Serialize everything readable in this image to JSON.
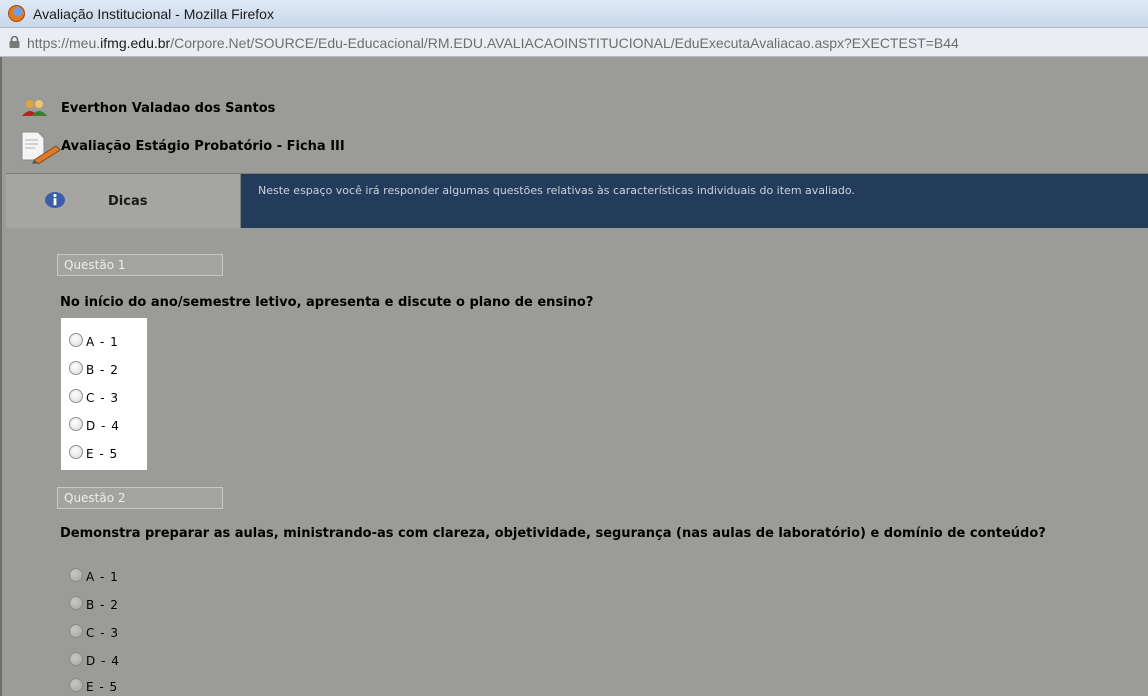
{
  "window": {
    "title": "Avaliação Institucional - Mozilla Firefox"
  },
  "address_bar": {
    "url_prefix": "https://meu.",
    "url_domain": "ifmg.edu.br",
    "url_path": "/Corpore.Net/SOURCE/Edu-Educacional/RM.EDU.AVALIACAOINSTITUCIONAL/EduExecutaAvaliacao.aspx?EXECTEST=B44"
  },
  "header": {
    "user_name": "Everthon Valadao dos Santos",
    "evaluation_title": "Avaliação Estágio Probatório - Ficha III"
  },
  "tips": {
    "label": "Dicas",
    "text": "Neste espaço você irá responder algumas questões relativas às características individuais do item avaliado."
  },
  "questions": [
    {
      "number_label": "Questão 1",
      "text": "No início do ano/semestre letivo, apresenta e discute o plano de ensino?",
      "options": [
        "A - 1",
        "B - 2",
        "C - 3",
        "D - 4",
        "E - 5"
      ]
    },
    {
      "number_label": "Questão 2",
      "text": "Demonstra preparar as aulas, ministrando-as com clareza, objetividade, segurança (nas aulas de laboratório) e domínio de conteúdo?",
      "options": [
        "A - 1",
        "B - 2",
        "C - 3",
        "D - 4",
        "E - 5"
      ]
    }
  ],
  "colors": {
    "page_background": "#9b9c97",
    "tips_panel": "#243c5c",
    "tips_text": "#c9d3df"
  }
}
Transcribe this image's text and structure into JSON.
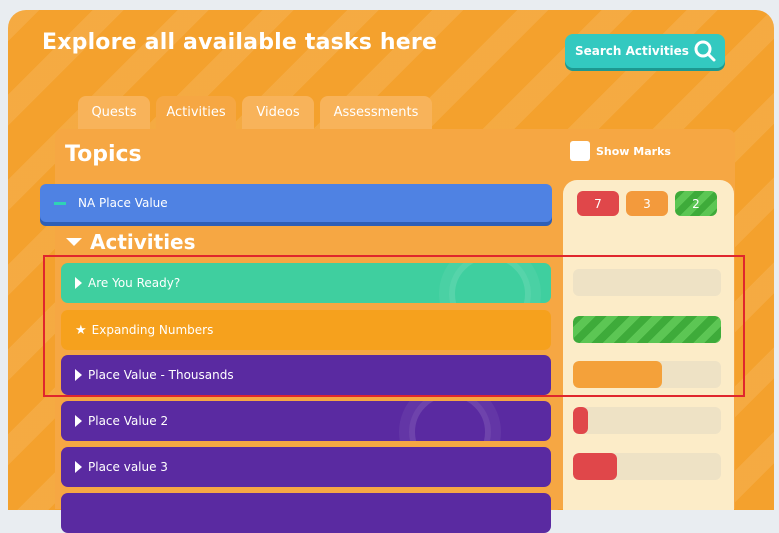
{
  "header": {
    "title": "Explore all available tasks here",
    "search_label": "Search Activities"
  },
  "tabs": [
    {
      "label": "Quests",
      "active": false
    },
    {
      "label": "Activities",
      "active": true
    },
    {
      "label": "Videos",
      "active": false
    },
    {
      "label": "Assessments",
      "active": false
    }
  ],
  "topics": {
    "heading": "Topics",
    "show_marks_label": "Show Marks",
    "show_marks_checked": false
  },
  "mark_badges": [
    {
      "value": "7",
      "color": "#e0474a"
    },
    {
      "value": "3",
      "color": "#f39a3c"
    },
    {
      "value": "2",
      "color": "#47b847"
    }
  ],
  "topic": {
    "label": "NA Place Value"
  },
  "activities_heading": "Activities",
  "activities": [
    {
      "label": "Are You Ready?",
      "color": "#3fcf9f",
      "icon": "play-triangle-icon",
      "progress": 0
    },
    {
      "label": "Expanding Numbers",
      "color": "#f6a11d",
      "icon": "star-icon",
      "progress": 1.0
    },
    {
      "label": "Place Value - Thousands",
      "color": "#5a2aa1",
      "icon": "play-triangle-icon",
      "progress": 0.6
    },
    {
      "label": "Place Value 2",
      "color": "#5a2aa1",
      "icon": "play-triangle-icon",
      "progress": 0.1
    },
    {
      "label": "Place value 3",
      "color": "#5a2aa1",
      "icon": "play-triangle-icon",
      "progress": 0.3
    }
  ]
}
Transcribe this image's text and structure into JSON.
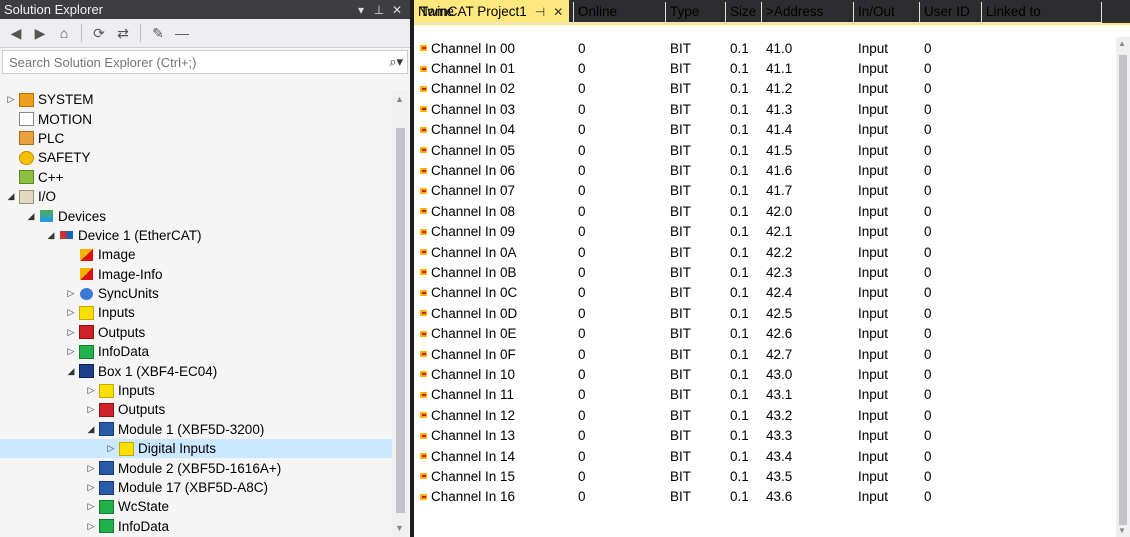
{
  "solution_explorer": {
    "title": "Solution Explorer",
    "header_buttons": [
      "▾",
      "⊥",
      "✕"
    ],
    "search_placeholder": "Search Solution Explorer (Ctrl+;)",
    "tree": [
      {
        "label": "SYSTEM",
        "indent": 1,
        "arrow": "▷",
        "icon": "system-icon"
      },
      {
        "label": "MOTION",
        "indent": 1,
        "arrow": "",
        "icon": "motion-icon"
      },
      {
        "label": "PLC",
        "indent": 1,
        "arrow": "",
        "icon": "plc-icon"
      },
      {
        "label": "SAFETY",
        "indent": 1,
        "arrow": "",
        "icon": "safety-icon"
      },
      {
        "label": "C++",
        "indent": 1,
        "arrow": "",
        "icon": "cpp-icon"
      },
      {
        "label": "I/O",
        "indent": 1,
        "arrow": "◢",
        "icon": "io-icon"
      },
      {
        "label": "Devices",
        "indent": 2,
        "arrow": "◢",
        "icon": "devices-icon"
      },
      {
        "label": "Device 1 (EtherCAT)",
        "indent": 3,
        "arrow": "◢",
        "icon": "ethercat-icon"
      },
      {
        "label": "Image",
        "indent": 4,
        "arrow": "",
        "icon": "image-icon"
      },
      {
        "label": "Image-Info",
        "indent": 4,
        "arrow": "",
        "icon": "image-info-icon"
      },
      {
        "label": "SyncUnits",
        "indent": 4,
        "arrow": "▷",
        "icon": "sync-icon"
      },
      {
        "label": "Inputs",
        "indent": 4,
        "arrow": "▷",
        "icon": "inputs-icon"
      },
      {
        "label": "Outputs",
        "indent": 4,
        "arrow": "▷",
        "icon": "outputs-icon"
      },
      {
        "label": "InfoData",
        "indent": 4,
        "arrow": "▷",
        "icon": "infodata-icon"
      },
      {
        "label": "Box 1 (XBF4-EC04)",
        "indent": 4,
        "arrow": "◢",
        "icon": "box-icon"
      },
      {
        "label": "Inputs",
        "indent": 5,
        "arrow": "▷",
        "icon": "inputs-icon"
      },
      {
        "label": "Outputs",
        "indent": 5,
        "arrow": "▷",
        "icon": "outputs-icon"
      },
      {
        "label": "Module 1 (XBF5D-3200)",
        "indent": 5,
        "arrow": "◢",
        "icon": "module-icon"
      },
      {
        "label": "Digital Inputs",
        "indent": 6,
        "arrow": "▷",
        "icon": "inputs-icon",
        "selected": true
      },
      {
        "label": "Module 2 (XBF5D-1616A+)",
        "indent": 5,
        "arrow": "▷",
        "icon": "module-icon"
      },
      {
        "label": "Module 17 (XBF5D-A8C)",
        "indent": 5,
        "arrow": "▷",
        "icon": "module-icon"
      },
      {
        "label": "WcState",
        "indent": 5,
        "arrow": "▷",
        "icon": "wcstate-icon"
      },
      {
        "label": "InfoData",
        "indent": 5,
        "arrow": "▷",
        "icon": "infodata-icon"
      }
    ]
  },
  "editor": {
    "tab_title": "TwinCAT Project1",
    "tab_pin": "⊣",
    "tab_close": "✕",
    "columns": [
      "Name",
      "Online",
      "Type",
      "Size",
      ">Address",
      "In/Out",
      "User ID",
      "Linked to"
    ],
    "rows": [
      [
        "Channel In 00",
        "0",
        "BIT",
        "0.1",
        "41.0",
        "Input",
        "0",
        ""
      ],
      [
        "Channel In 01",
        "0",
        "BIT",
        "0.1",
        "41.1",
        "Input",
        "0",
        ""
      ],
      [
        "Channel In 02",
        "0",
        "BIT",
        "0.1",
        "41.2",
        "Input",
        "0",
        ""
      ],
      [
        "Channel In 03",
        "0",
        "BIT",
        "0.1",
        "41.3",
        "Input",
        "0",
        ""
      ],
      [
        "Channel In 04",
        "0",
        "BIT",
        "0.1",
        "41.4",
        "Input",
        "0",
        ""
      ],
      [
        "Channel In 05",
        "0",
        "BIT",
        "0.1",
        "41.5",
        "Input",
        "0",
        ""
      ],
      [
        "Channel In 06",
        "0",
        "BIT",
        "0.1",
        "41.6",
        "Input",
        "0",
        ""
      ],
      [
        "Channel In 07",
        "0",
        "BIT",
        "0.1",
        "41.7",
        "Input",
        "0",
        ""
      ],
      [
        "Channel In 08",
        "0",
        "BIT",
        "0.1",
        "42.0",
        "Input",
        "0",
        ""
      ],
      [
        "Channel In 09",
        "0",
        "BIT",
        "0.1",
        "42.1",
        "Input",
        "0",
        ""
      ],
      [
        "Channel In 0A",
        "0",
        "BIT",
        "0.1",
        "42.2",
        "Input",
        "0",
        ""
      ],
      [
        "Channel In 0B",
        "0",
        "BIT",
        "0.1",
        "42.3",
        "Input",
        "0",
        ""
      ],
      [
        "Channel In 0C",
        "0",
        "BIT",
        "0.1",
        "42.4",
        "Input",
        "0",
        ""
      ],
      [
        "Channel In 0D",
        "0",
        "BIT",
        "0.1",
        "42.5",
        "Input",
        "0",
        ""
      ],
      [
        "Channel In 0E",
        "0",
        "BIT",
        "0.1",
        "42.6",
        "Input",
        "0",
        ""
      ],
      [
        "Channel In 0F",
        "0",
        "BIT",
        "0.1",
        "42.7",
        "Input",
        "0",
        ""
      ],
      [
        "Channel In 10",
        "0",
        "BIT",
        "0.1",
        "43.0",
        "Input",
        "0",
        ""
      ],
      [
        "Channel In 11",
        "0",
        "BIT",
        "0.1",
        "43.1",
        "Input",
        "0",
        ""
      ],
      [
        "Channel In 12",
        "0",
        "BIT",
        "0.1",
        "43.2",
        "Input",
        "0",
        ""
      ],
      [
        "Channel In 13",
        "0",
        "BIT",
        "0.1",
        "43.3",
        "Input",
        "0",
        ""
      ],
      [
        "Channel In 14",
        "0",
        "BIT",
        "0.1",
        "43.4",
        "Input",
        "0",
        ""
      ],
      [
        "Channel In 15",
        "0",
        "BIT",
        "0.1",
        "43.5",
        "Input",
        "0",
        ""
      ],
      [
        "Channel In 16",
        "0",
        "BIT",
        "0.1",
        "43.6",
        "Input",
        "0",
        ""
      ]
    ]
  },
  "colors": {
    "tab_accent": "#ffe97f",
    "selection": "#cce8ff",
    "header_bg": "#3e3e42"
  }
}
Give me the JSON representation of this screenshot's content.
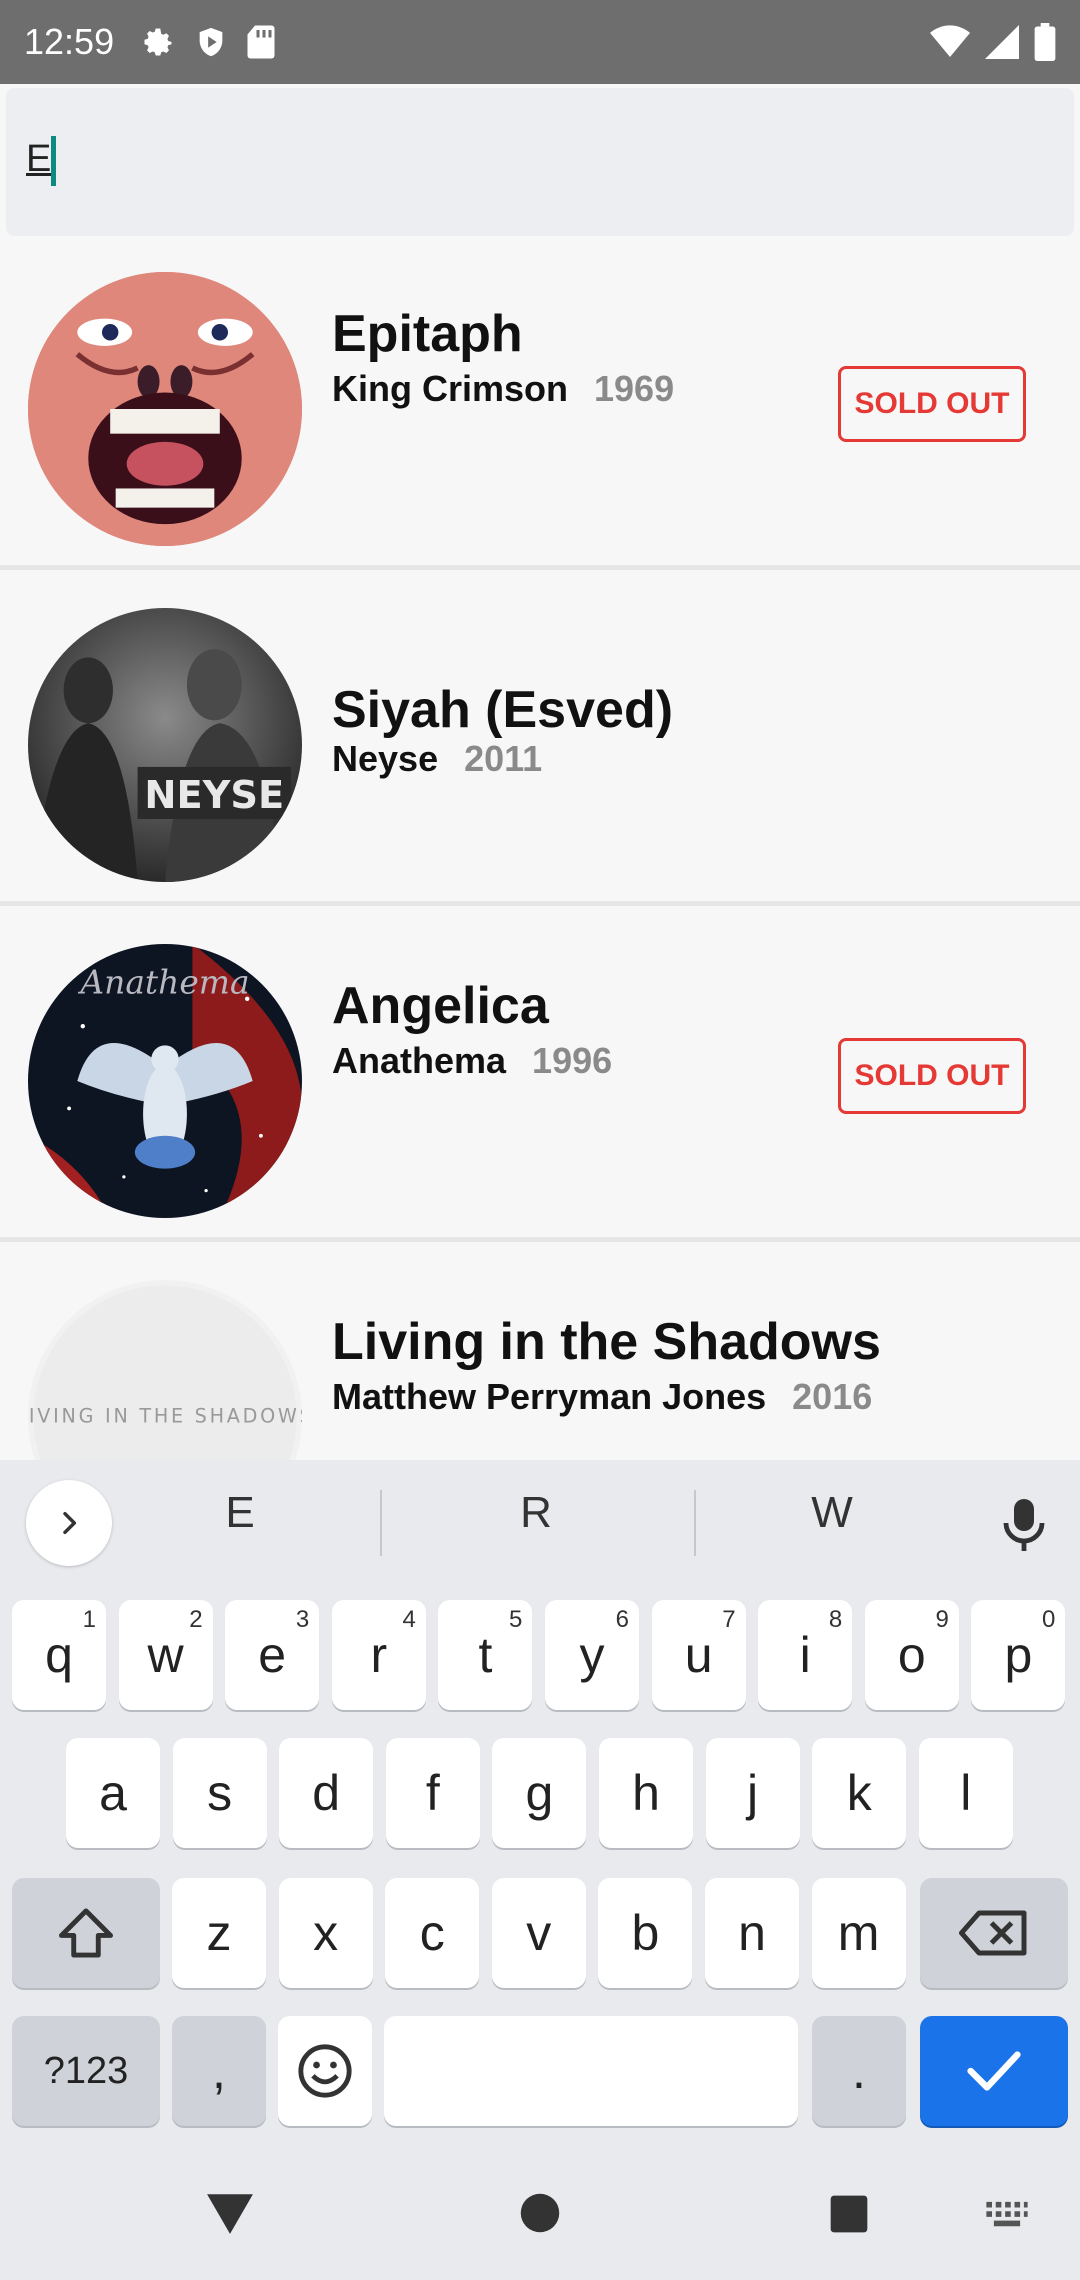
{
  "status_bar": {
    "time": "12:59",
    "left_icons": [
      "settings-icon",
      "play-protect-icon",
      "sd-card-icon"
    ],
    "right_icons": [
      "wifi-icon",
      "signal-icon",
      "battery-icon"
    ]
  },
  "search": {
    "value": "E"
  },
  "albums": [
    {
      "title": "Epitaph",
      "artist": "King Crimson",
      "year": "1969",
      "badge": "SOLD OUT",
      "art": "king-crimson-album-art"
    },
    {
      "title": "Siyah (Esved)",
      "artist": "Neyse",
      "year": "2011",
      "badge": "",
      "art": "neyse-album-art",
      "art_text": "NEYSE"
    },
    {
      "title": "Angelica",
      "artist": "Anathema",
      "year": "1996",
      "badge": "SOLD OUT",
      "art": "anathema-album-art",
      "art_text": "Anathema"
    },
    {
      "title": "Living in the Shadows",
      "artist": "Matthew Perryman Jones",
      "year": "2016",
      "badge": "",
      "art": "living-in-the-shadows-album-art",
      "art_text": "LIVING IN THE SHADOWS"
    }
  ],
  "keyboard": {
    "suggestions": [
      "E",
      "R",
      "W"
    ],
    "row1": [
      {
        "k": "q",
        "h": "1"
      },
      {
        "k": "w",
        "h": "2"
      },
      {
        "k": "e",
        "h": "3"
      },
      {
        "k": "r",
        "h": "4"
      },
      {
        "k": "t",
        "h": "5"
      },
      {
        "k": "y",
        "h": "6"
      },
      {
        "k": "u",
        "h": "7"
      },
      {
        "k": "i",
        "h": "8"
      },
      {
        "k": "o",
        "h": "9"
      },
      {
        "k": "p",
        "h": "0"
      }
    ],
    "row2": [
      "a",
      "s",
      "d",
      "f",
      "g",
      "h",
      "j",
      "k",
      "l"
    ],
    "row3": [
      "z",
      "x",
      "c",
      "v",
      "b",
      "n",
      "m"
    ],
    "symbols_label": "?123",
    "comma": ",",
    "period": "."
  },
  "colors": {
    "accent": "#1a73e8",
    "sold_out": "#e53935",
    "cursor": "#0f8a80",
    "status_bar": "#6e6e6e"
  }
}
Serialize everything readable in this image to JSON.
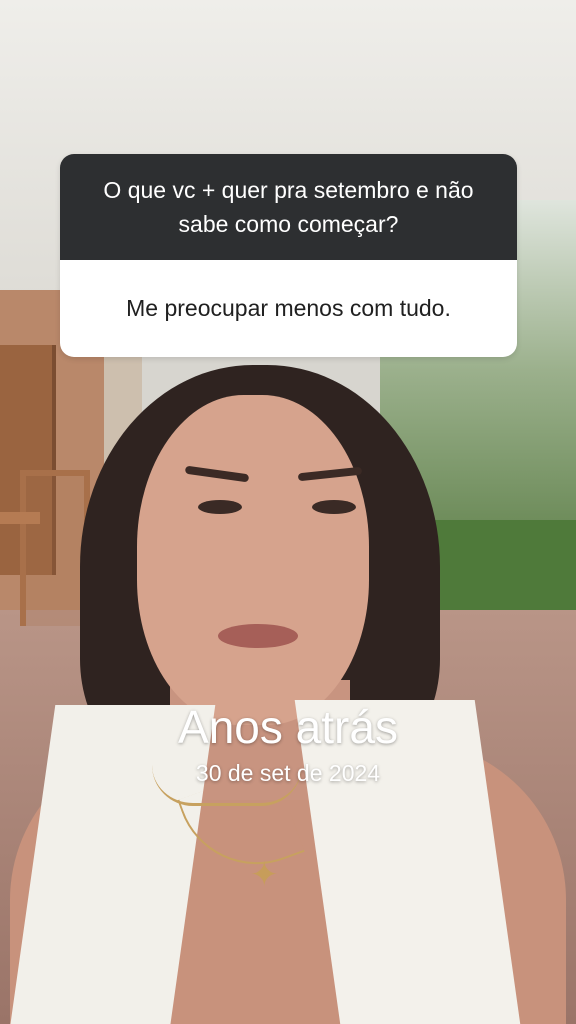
{
  "question_card": {
    "question": "O que vc + quer pra setembro e não sabe como começar?",
    "answer": "Me preocupar menos com tudo."
  },
  "memory": {
    "title": "Anos atrás",
    "date": "30 de set de 2024"
  },
  "colors": {
    "question_bg": "#2d2f31",
    "answer_bg": "#ffffff",
    "overlay_text": "#ffffff"
  }
}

--- --- ---

Exercise objective =
Using the entries above, return each line that includes the word "Avaliação".

Result for this exercise =
    "title": "Avaliação Institucional - Mozilla Firefox"
    "evaluation_title": "Avaliação Estágio Probatório - Ficha III"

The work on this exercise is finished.